**EXERCISE OBJECTIVE:** Count how many lines below contain the word "variables", then give that number alone.

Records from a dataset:

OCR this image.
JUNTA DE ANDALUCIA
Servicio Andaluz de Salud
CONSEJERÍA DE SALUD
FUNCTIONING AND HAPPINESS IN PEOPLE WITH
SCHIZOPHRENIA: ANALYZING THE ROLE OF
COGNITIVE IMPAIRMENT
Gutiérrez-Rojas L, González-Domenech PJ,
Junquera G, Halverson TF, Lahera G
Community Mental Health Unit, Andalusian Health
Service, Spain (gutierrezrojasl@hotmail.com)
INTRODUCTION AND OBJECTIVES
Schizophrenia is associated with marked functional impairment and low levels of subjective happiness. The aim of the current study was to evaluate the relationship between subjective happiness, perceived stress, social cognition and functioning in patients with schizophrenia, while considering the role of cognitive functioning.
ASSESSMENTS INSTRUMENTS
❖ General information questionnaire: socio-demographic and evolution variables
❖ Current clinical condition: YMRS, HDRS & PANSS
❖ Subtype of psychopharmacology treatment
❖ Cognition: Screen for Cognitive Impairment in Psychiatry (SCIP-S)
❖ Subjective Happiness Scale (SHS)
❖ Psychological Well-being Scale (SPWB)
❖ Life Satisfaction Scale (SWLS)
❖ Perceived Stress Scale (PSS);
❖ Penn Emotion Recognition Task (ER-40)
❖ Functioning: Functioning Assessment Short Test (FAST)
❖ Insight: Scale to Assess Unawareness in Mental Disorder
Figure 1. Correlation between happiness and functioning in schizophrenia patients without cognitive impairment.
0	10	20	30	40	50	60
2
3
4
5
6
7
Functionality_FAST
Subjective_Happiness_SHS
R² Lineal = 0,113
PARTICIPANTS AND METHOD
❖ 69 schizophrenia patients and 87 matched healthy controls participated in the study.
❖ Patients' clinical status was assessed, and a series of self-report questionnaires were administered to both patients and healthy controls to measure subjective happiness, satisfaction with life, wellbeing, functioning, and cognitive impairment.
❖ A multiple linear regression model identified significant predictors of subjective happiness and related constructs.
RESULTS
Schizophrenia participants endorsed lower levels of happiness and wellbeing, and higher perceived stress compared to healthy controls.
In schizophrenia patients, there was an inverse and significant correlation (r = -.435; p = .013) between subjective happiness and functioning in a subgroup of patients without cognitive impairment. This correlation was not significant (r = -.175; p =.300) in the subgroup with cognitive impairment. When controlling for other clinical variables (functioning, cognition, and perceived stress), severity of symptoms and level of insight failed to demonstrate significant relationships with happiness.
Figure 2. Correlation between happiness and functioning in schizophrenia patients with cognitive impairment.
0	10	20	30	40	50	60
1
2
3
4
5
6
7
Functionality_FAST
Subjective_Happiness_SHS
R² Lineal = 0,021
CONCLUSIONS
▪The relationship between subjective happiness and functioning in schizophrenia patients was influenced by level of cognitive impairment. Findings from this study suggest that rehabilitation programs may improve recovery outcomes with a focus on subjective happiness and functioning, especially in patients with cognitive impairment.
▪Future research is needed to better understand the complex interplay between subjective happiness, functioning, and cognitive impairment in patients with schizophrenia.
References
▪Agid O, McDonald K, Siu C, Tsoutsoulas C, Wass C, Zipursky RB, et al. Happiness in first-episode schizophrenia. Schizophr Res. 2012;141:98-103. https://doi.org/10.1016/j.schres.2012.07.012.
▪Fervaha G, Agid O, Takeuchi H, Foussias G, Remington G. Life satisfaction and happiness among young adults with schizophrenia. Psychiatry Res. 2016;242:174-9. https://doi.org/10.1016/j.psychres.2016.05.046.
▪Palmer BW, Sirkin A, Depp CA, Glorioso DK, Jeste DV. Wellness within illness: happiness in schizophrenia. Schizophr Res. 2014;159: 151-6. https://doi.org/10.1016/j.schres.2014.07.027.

**EXERCISE SOLUTION:** 2